__WORK INSTRUCTIONS__
Each line that holds the word "image" is to be identified and copied.

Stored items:
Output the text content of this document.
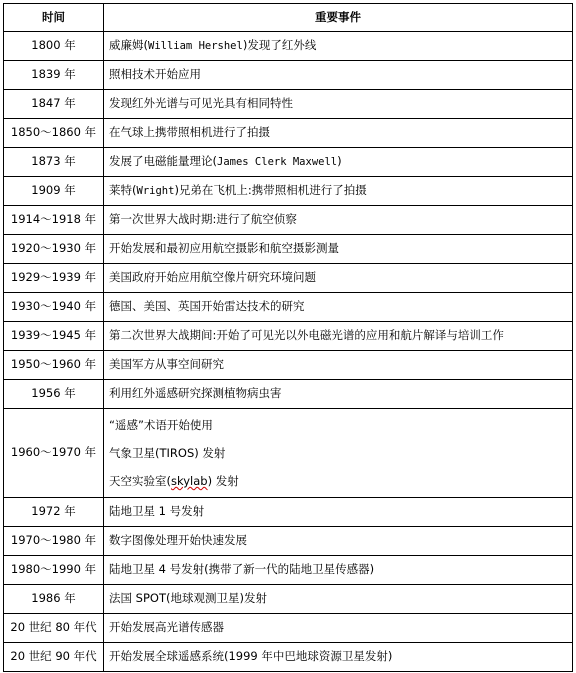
时间	重要事件
1800 年	威廉姆(William Hershel)发现了红外线
1839 年	照相技术开始应用
1847 年	发现红外光谱与可见光具有相同特性
1850～1860 年	在气球上携带照相机进行了拍摄
1873 年	发展了电磁能量理论(James Clerk Maxwell)
1909 年	莱特(Wright)兄弟在飞机上:携带照相机进行了拍摄
1914～1918 年	第一次世界大战时期:进行了航空侦察
1920～1930 年	开始发展和最初应用航空摄影和航空摄影测量
1929～1939 年	美国政府开始应用航空像片研究环境问题
1930～1940 年	德国、美国、英国开始雷达技术的研究
1939～1945 年	第二次世界大战期间:开始了可见光以外电磁光谱的应用和航片解译与培训工作
1950～1960 年	美国军方从事空间研究
1956 年	利用红外遥感研究探测植物病虫害
1960～1970 年	“遥感”术语开始使用
气象卫星(TIROS) 发射
天空实验室(skylab) 发射

1972 年	陆地卫星 1 号发射
1970～1980 年	数字图像处理开始快速发展
1980～1990 年	陆地卫星 4 号发射(携带了新一代的陆地卫星传感器)
1986 年	法国 SPOT(地球观测卫星)发射
20 世纪 80 年代	开始发展高光谱传感器
20 世纪 90 年代	开始发展全球遥感系统(1999 年中巴地球资源卫星发射)
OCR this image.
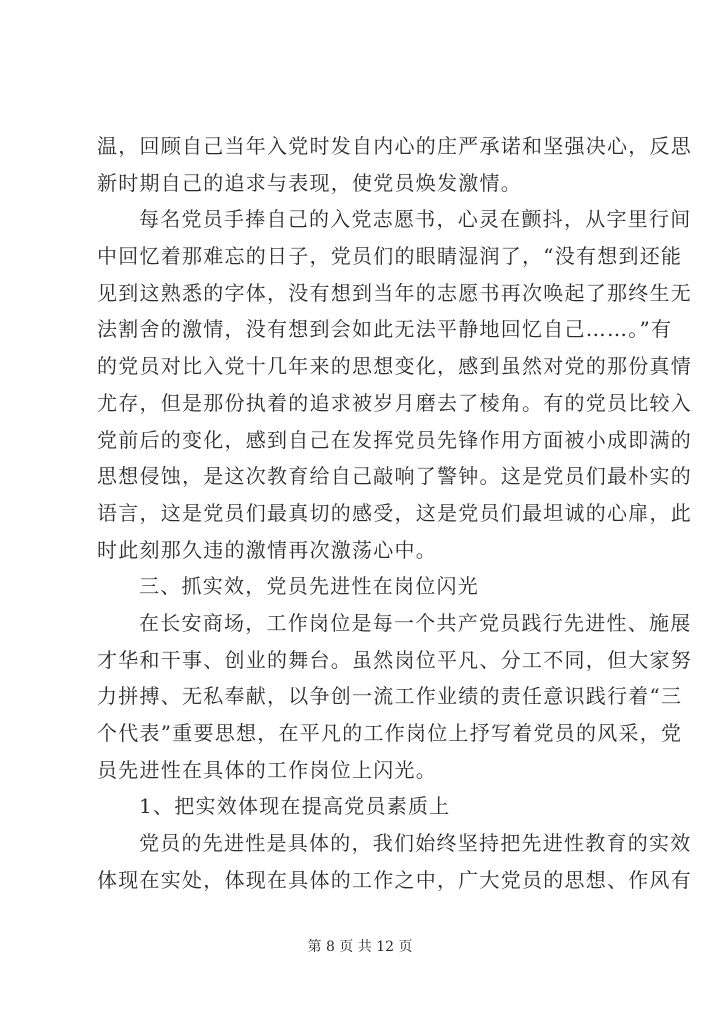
温，回顾自己当年入党时发自内心的庄严承诺和坚强决心，反思
新时期自己的追求与表现，使党员焕发激情。
每名党员手捧自己的入党志愿书，心灵在颤抖，从字里行间
中回忆着那难忘的日子，党员们的眼睛湿润了，“没有想到还能
见到这熟悉的字体，没有想到当年的志愿书再次唤起了那终生无
法割舍的激情，没有想到会如此无法平静地回忆自己……。”有
的党员对比入党十几年来的思想变化，感到虽然对党的那份真情
尤存，但是那份执着的追求被岁月磨去了棱角。有的党员比较入
党前后的变化，感到自己在发挥党员先锋作用方面被小成即满的
思想侵蚀，是这次教育给自己敲响了警钟。这是党员们最朴实的
语言，这是党员们最真切的感受，这是党员们最坦诚的心扉，此
时此刻那久违的激情再次激荡心中。
三、抓实效，党员先进性在岗位闪光
在长安商场，工作岗位是每一个共产党员践行先进性、施展
才华和干事、创业的舞台。虽然岗位平凡、分工不同，但大家努
力拼搏、无私奉献，以争创一流工作业绩的责任意识践行着“三
个代表”重要思想，在平凡的工作岗位上抒写着党员的风采，党
员先进性在具体的工作岗位上闪光。
1、把实效体现在提高党员素质上
党员的先进性是具体的，我们始终坚持把先进性教育的实效
体现在实处，体现在具体的工作之中，广大党员的思想、作风有
第 8 页 共 12 页
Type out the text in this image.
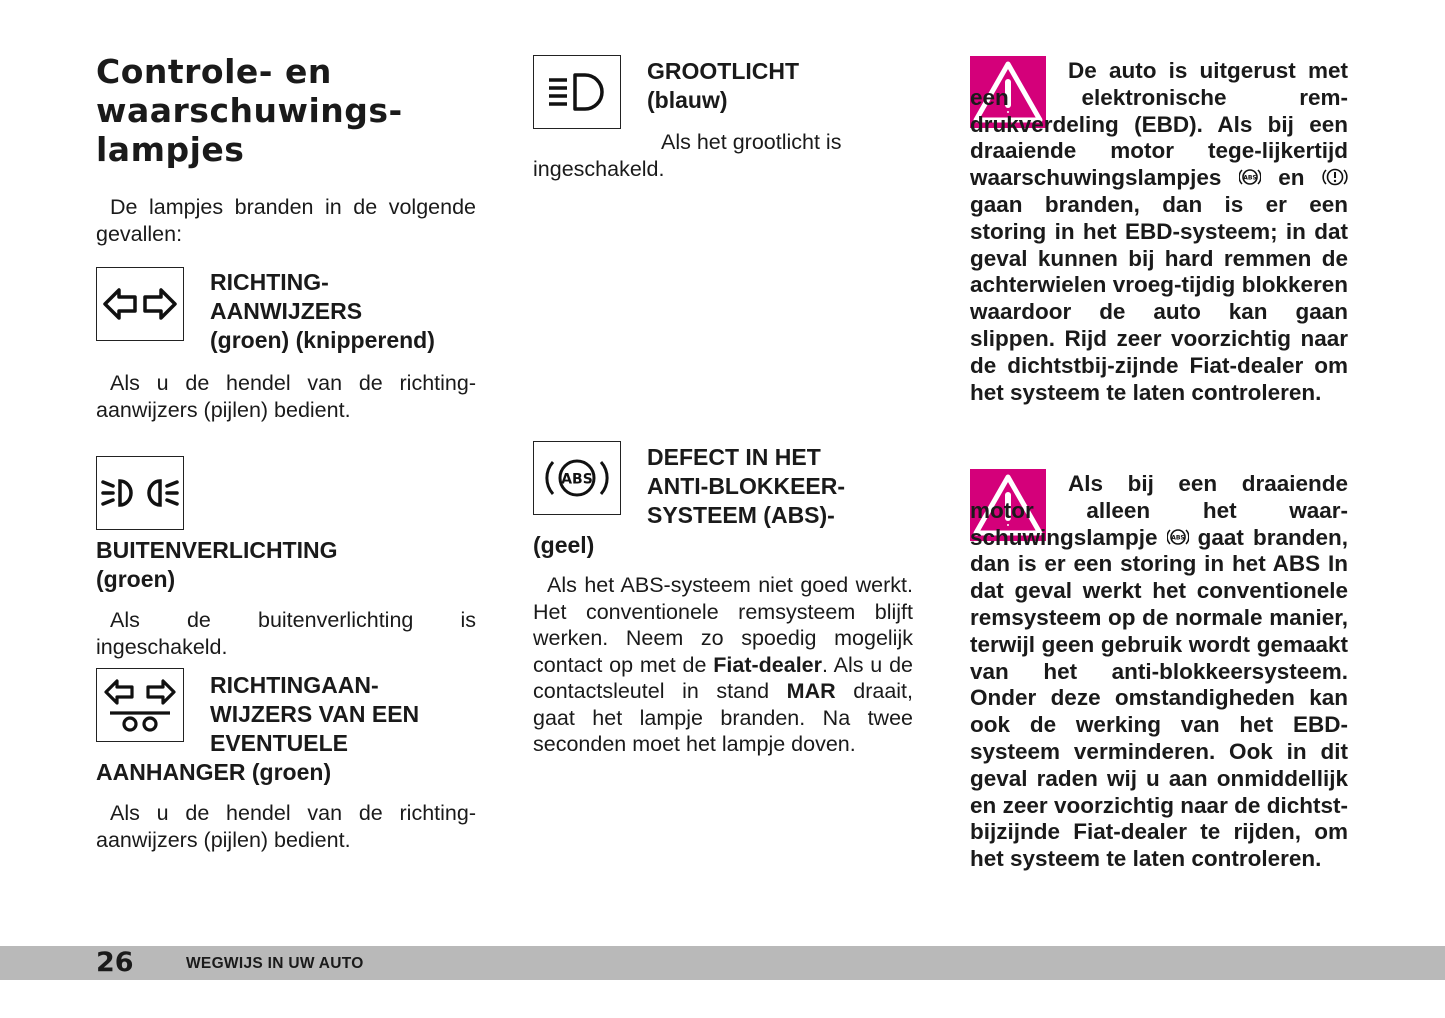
Controle- en
waarschuwings-
lampjes

De lampjes branden in de volgende gevallen:

RICHTING-
AANWIJZERS
(groen) (knipperend)

Als u de hendel van de richting-aanwijzers (pijlen) bedient.

BUITENVERLICHTING
(groen)

Als de buitenverlichting is ingeschakeld.

RICHTINGAAN-
WIJZERS VAN EEN
EVENTUELE
AANHANGER (groen)

Als u de hendel van de richting-aanwijzers (pijlen) bedient.

GROOTLICHT
(blauw)

Als het grootlicht is ingeschakeld.

ABS
DEFECT IN HET
ANTI-BLOKKEER-
SYSTEEM (ABS)-
(geel)

Als het ABS-systeem niet goed werkt. Het conventionele remsysteem blijft werken. Neem zo spoedig mogelijk contact op met de Fiat-dealer. Als u de contactsleutel in stand MAR draait, gaat het lampje branden. Na twee seconden moet het lampje doven.

De auto is uitgerust met een elektronische rem-drukverdeling (EBD). Als bij een draaiende motor tege-lijkertijd waarschuwingslampjes ABS en  gaan branden, dan is er een storing in het EBD-systeem; in dat geval kunnen bij hard remmen de achterwielen vroeg-tijdig blokkeren waardoor de auto kan gaan slippen. Rijd zeer voorzichtig naar de dichtstbij-zijnde Fiat-dealer om het systeem te laten controleren.

Als bij een draaiende motor alleen het waar-schuwingslampje ABS gaat branden, dan is er een storing in het ABS In dat geval werkt het conventionele remsysteem op de normale manier, terwijl geen gebruik wordt gemaakt van het anti-blokkeersysteem. Onder deze omstandigheden kan ook de werking van het EBD-systeem verminderen. Ook in dit geval raden wij u aan onmiddellijk en zeer voorzichtig naar de dichtst-bijzijnde Fiat-dealer te rijden, om het systeem te laten controleren.

26	WEGWIJS IN UW AUTO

__ANSWER__
OCR this image.
Type out the text in this image.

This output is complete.